EXERCISE GOAL:
Below is a listing; copy all of it exactly.

***

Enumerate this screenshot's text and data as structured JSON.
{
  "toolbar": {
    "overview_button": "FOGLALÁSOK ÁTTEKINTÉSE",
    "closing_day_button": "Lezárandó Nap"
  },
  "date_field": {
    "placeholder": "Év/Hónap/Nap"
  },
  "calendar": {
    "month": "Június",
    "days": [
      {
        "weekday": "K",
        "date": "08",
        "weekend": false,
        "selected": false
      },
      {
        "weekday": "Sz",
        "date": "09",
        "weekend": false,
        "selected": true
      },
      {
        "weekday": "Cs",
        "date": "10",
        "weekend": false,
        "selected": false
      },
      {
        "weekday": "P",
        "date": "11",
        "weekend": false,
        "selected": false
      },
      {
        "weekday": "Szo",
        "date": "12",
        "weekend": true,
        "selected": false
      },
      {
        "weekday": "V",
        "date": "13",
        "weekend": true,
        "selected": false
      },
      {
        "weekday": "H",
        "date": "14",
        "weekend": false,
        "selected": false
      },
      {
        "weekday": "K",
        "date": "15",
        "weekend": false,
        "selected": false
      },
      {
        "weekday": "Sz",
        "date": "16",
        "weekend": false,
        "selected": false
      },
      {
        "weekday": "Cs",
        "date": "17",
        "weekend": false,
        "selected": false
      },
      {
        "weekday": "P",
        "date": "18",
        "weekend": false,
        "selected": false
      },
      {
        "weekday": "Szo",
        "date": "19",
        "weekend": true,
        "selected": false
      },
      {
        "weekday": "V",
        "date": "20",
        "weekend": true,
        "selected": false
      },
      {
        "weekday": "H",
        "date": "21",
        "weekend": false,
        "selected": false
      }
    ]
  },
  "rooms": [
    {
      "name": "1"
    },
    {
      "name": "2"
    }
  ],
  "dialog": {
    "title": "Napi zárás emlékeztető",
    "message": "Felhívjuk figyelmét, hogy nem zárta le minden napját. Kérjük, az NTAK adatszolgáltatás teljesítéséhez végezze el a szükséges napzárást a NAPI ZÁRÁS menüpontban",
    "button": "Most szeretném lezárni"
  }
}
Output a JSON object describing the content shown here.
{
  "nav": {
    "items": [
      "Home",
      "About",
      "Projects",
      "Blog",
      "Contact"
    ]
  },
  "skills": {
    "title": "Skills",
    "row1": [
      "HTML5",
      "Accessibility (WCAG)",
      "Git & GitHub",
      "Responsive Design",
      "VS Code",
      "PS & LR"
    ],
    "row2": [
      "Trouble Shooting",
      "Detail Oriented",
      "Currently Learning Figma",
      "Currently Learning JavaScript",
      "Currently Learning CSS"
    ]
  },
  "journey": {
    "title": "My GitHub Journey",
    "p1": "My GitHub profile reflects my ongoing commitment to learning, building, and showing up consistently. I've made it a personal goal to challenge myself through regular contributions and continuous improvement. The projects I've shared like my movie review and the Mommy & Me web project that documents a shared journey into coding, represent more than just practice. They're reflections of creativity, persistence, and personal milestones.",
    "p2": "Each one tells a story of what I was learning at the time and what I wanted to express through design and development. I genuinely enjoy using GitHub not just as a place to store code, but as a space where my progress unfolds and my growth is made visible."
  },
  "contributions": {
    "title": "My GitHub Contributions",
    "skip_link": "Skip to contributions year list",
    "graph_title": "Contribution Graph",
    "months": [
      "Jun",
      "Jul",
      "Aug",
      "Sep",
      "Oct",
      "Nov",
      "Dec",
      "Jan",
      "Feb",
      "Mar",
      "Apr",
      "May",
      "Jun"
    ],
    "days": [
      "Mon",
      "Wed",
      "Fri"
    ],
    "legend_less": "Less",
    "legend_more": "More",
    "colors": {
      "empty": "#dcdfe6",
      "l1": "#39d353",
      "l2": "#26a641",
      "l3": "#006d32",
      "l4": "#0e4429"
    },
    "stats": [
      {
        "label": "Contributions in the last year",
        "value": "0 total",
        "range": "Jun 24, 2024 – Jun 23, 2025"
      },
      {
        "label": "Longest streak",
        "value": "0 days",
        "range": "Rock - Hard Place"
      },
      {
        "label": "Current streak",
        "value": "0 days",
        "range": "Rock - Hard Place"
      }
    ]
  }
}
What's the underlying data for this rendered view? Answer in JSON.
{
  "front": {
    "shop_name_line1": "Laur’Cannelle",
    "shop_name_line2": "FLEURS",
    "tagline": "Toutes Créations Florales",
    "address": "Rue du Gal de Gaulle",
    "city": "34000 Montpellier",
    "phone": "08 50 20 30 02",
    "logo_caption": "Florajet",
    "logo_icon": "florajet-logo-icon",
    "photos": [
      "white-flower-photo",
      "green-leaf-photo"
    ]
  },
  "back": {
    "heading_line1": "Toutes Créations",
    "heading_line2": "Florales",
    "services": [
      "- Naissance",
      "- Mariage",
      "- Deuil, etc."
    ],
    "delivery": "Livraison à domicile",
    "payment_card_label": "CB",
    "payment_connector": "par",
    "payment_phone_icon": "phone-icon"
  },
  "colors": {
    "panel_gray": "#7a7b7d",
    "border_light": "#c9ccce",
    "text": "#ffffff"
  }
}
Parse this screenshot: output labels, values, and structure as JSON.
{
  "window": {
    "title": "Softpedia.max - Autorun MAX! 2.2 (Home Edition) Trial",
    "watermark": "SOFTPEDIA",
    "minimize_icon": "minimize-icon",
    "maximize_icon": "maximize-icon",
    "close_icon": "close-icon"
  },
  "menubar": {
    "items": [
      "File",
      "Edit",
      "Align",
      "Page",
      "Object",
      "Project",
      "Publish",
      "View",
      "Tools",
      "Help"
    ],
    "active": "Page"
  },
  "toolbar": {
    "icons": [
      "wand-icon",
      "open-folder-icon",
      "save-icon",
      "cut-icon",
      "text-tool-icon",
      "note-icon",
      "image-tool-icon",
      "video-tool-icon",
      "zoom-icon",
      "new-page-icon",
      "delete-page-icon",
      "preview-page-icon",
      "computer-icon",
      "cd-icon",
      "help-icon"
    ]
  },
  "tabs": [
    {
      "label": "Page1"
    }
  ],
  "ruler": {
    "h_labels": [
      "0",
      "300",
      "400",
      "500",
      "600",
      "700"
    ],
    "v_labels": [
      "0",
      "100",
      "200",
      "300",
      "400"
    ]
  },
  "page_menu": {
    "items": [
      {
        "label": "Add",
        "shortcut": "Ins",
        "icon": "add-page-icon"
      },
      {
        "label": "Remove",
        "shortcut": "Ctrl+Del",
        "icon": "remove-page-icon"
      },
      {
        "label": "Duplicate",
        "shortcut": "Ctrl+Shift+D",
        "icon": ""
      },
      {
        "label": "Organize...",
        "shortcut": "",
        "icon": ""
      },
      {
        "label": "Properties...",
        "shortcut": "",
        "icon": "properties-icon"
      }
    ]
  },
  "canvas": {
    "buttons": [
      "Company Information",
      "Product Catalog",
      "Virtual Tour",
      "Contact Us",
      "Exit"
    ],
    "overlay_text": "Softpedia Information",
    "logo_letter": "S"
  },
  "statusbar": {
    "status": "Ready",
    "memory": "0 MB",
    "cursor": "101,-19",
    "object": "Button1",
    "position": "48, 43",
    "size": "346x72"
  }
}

***

RESULT FOR THIS TASK:
Enumerate this screenshot's text and data as structured JSON.
{
  "toolbar": {
    "overview_button": "FOGLALÁSOK ÁTTEKINTÉSE",
    "closing_day_button": "Lezárandó Nap"
  },
  "date_field": {
    "placeholder": "Év/Hónap/Nap"
  },
  "calendar": {
    "month": "Június",
    "days": [
      {
        "weekday": "K",
        "date": "08",
        "weekend": false,
        "selected": false
      },
      {
        "weekday": "Sz",
        "date": "09",
        "weekend": false,
        "selected": true
      },
      {
        "weekday": "Cs",
        "date": "10",
        "weekend": false,
        "selected": false
      },
      {
        "weekday": "P",
        "date": "11",
        "weekend": false,
        "selected": false
      },
      {
        "weekday": "Szo",
        "date": "12",
        "weekend": true,
        "selected": false
      },
      {
        "weekday": "V",
        "date": "13",
        "weekend": true,
        "selected": false
      },
      {
        "weekday": "H",
        "date": "14",
        "weekend": false,
        "selected": false
      },
      {
        "weekday": "K",
        "date": "15",
        "weekend": false,
        "selected": false
      },
      {
        "weekday": "Sz",
        "date": "16",
        "weekend": false,
        "selected": false
      },
      {
        "weekday": "Cs",
        "date": "17",
        "weekend": false,
        "selected": false
      },
      {
        "weekday": "P",
        "date": "18",
        "weekend": false,
        "selected": false
      },
      {
        "weekday": "Szo",
        "date": "19",
        "weekend": true,
        "selected": false
      },
      {
        "weekday": "V",
        "date": "20",
        "weekend": true,
        "selected": false
      },
      {
        "weekday": "H",
        "date": "21",
        "weekend": false,
        "selected": false
      }
    ]
  },
  "rooms": [
    {
      "name": "1"
    },
    {
      "name": "2"
    }
  ],
  "dialog": {
    "title": "Napi zárás emlékeztető",
    "message": "Felhívjuk figyelmét, hogy nem zárta le minden napját. Kérjük, az NTAK adatszolgáltatás teljesítéséhez végezze el a szükséges napzárást a NAPI ZÁRÁS menüpontban",
    "button": "Most szeretném lezárni"
  }
}
Output a JSON object describing the content shown here.
{
  "nav": {
    "items": [
      "Home",
      "About",
      "Projects",
      "Blog",
      "Contact"
    ]
  },
  "skills": {
    "title": "Skills",
    "row1": [
      "HTML5",
      "Accessibility (WCAG)",
      "Git & GitHub",
      "Responsive Design",
      "VS Code",
      "PS & LR"
    ],
    "row2": [
      "Trouble Shooting",
      "Detail Oriented",
      "Currently Learning Figma",
      "Currently Learning JavaScript",
      "Currently Learning CSS"
    ]
  },
  "journey": {
    "title": "My GitHub Journey",
    "p1": "My GitHub profile reflects my ongoing commitment to learning, building, and showing up consistently. I've made it a personal goal to challenge myself through regular contributions and continuous improvement. The projects I've shared like my movie review and the Mommy & Me web project that documents a shared journey into coding, represent more than just practice. They're reflections of creativity, persistence, and personal milestones.",
    "p2": "Each one tells a story of what I was learning at the time and what I wanted to express through design and development. I genuinely enjoy using GitHub not just as a place to store code, but as a space where my progress unfolds and my growth is made visible."
  },
  "contributions": {
    "title": "My GitHub Contributions",
    "skip_link": "Skip to contributions year list",
    "graph_title": "Contribution Graph",
    "months": [
      "Jun",
      "Jul",
      "Aug",
      "Sep",
      "Oct",
      "Nov",
      "Dec",
      "Jan",
      "Feb",
      "Mar",
      "Apr",
      "May",
      "Jun"
    ],
    "days": [
      "Mon",
      "Wed",
      "Fri"
    ],
    "legend_less": "Less",
    "legend_more": "More",
    "colors": {
      "empty": "#dcdfe6",
      "l1": "#39d353",
      "l2": "#26a641",
      "l3": "#006d32",
      "l4": "#0e4429"
    },
    "stats": [
      {
        "label": "Contributions in the last year",
        "value": "0 total",
        "range": "Jun 24, 2024 – Jun 23, 2025"
      },
      {
        "label": "Longest streak",
        "value": "0 days",
        "range": "Rock - Hard Place"
      },
      {
        "label": "Current streak",
        "value": "0 days",
        "range": "Rock - Hard Place"
      }
    ]
  }
}
What's the underlying data for this rendered view? Answer in JSON.
{
  "front": {
    "shop_name_line1": "Laur’Cannelle",
    "shop_name_line2": "FLEURS",
    "tagline": "Toutes Créations Florales",
    "address": "Rue du Gal de Gaulle",
    "city": "34000 Montpellier",
    "phone": "08 50 20 30 02",
    "logo_caption": "Florajet",
    "logo_icon": "florajet-logo-icon",
    "photos": [
      "white-flower-photo",
      "green-leaf-photo"
    ]
  },
  "back": {
    "heading_line1": "Toutes Créations",
    "heading_line2": "Florales",
    "services": [
      "- Naissance",
      "- Mariage",
      "- Deuil, etc."
    ],
    "delivery": "Livraison à domicile",
    "payment_card_label": "CB",
    "payment_connector": "par",
    "payment_phone_icon": "phone-icon"
  },
  "colors": {
    "panel_gray": "#7a7b7d",
    "border_light": "#c9ccce",
    "text": "#ffffff"
  }
}
Parse this screenshot: output labels, values, and structure as JSON.
{
  "window": {
    "title": "Softpedia.max - Autorun MAX! 2.2 (Home Edition) Trial",
    "watermark": "SOFTPEDIA",
    "minimize_icon": "minimize-icon",
    "maximize_icon": "maximize-icon",
    "close_icon": "close-icon"
  },
  "menubar": {
    "items": [
      "File",
      "Edit",
      "Align",
      "Page",
      "Object",
      "Project",
      "Publish",
      "View",
      "Tools",
      "Help"
    ],
    "active": "Page"
  },
  "toolbar": {
    "icons": [
      "wand-icon",
      "open-folder-icon",
      "save-icon",
      "cut-icon",
      "text-tool-icon",
      "note-icon",
      "image-tool-icon",
      "video-tool-icon",
      "zoom-icon",
      "new-page-icon",
      "delete-page-icon",
      "preview-page-icon",
      "computer-icon",
      "cd-icon",
      "help-icon"
    ]
  },
  "tabs": [
    {
      "label": "Page1"
    }
  ],
  "ruler": {
    "h_labels": [
      "0",
      "300",
      "400",
      "500",
      "600",
      "700"
    ],
    "v_labels": [
      "0",
      "100",
      "200",
      "300",
      "400"
    ]
  },
  "page_menu": {
    "items": [
      {
        "label": "Add",
        "shortcut": "Ins",
        "icon": "add-page-icon"
      },
      {
        "label": "Remove",
        "shortcut": "Ctrl+Del",
        "icon": "remove-page-icon"
      },
      {
        "label": "Duplicate",
        "shortcut": "Ctrl+Shift+D",
        "icon": ""
      },
      {
        "label": "Organize...",
        "shortcut": "",
        "icon": ""
      },
      {
        "label": "Properties...",
        "shortcut": "",
        "icon": "properties-icon"
      }
    ]
  },
  "canvas": {
    "buttons": [
      "Company Information",
      "Product Catalog",
      "Virtual Tour",
      "Contact Us",
      "Exit"
    ],
    "overlay_text": "Softpedia Information",
    "logo_letter": "S"
  },
  "statusbar": {
    "status": "Ready",
    "memory": "0 MB",
    "cursor": "101,-19",
    "object": "Button1",
    "position": "48, 43",
    "size": "346x72"
  }
}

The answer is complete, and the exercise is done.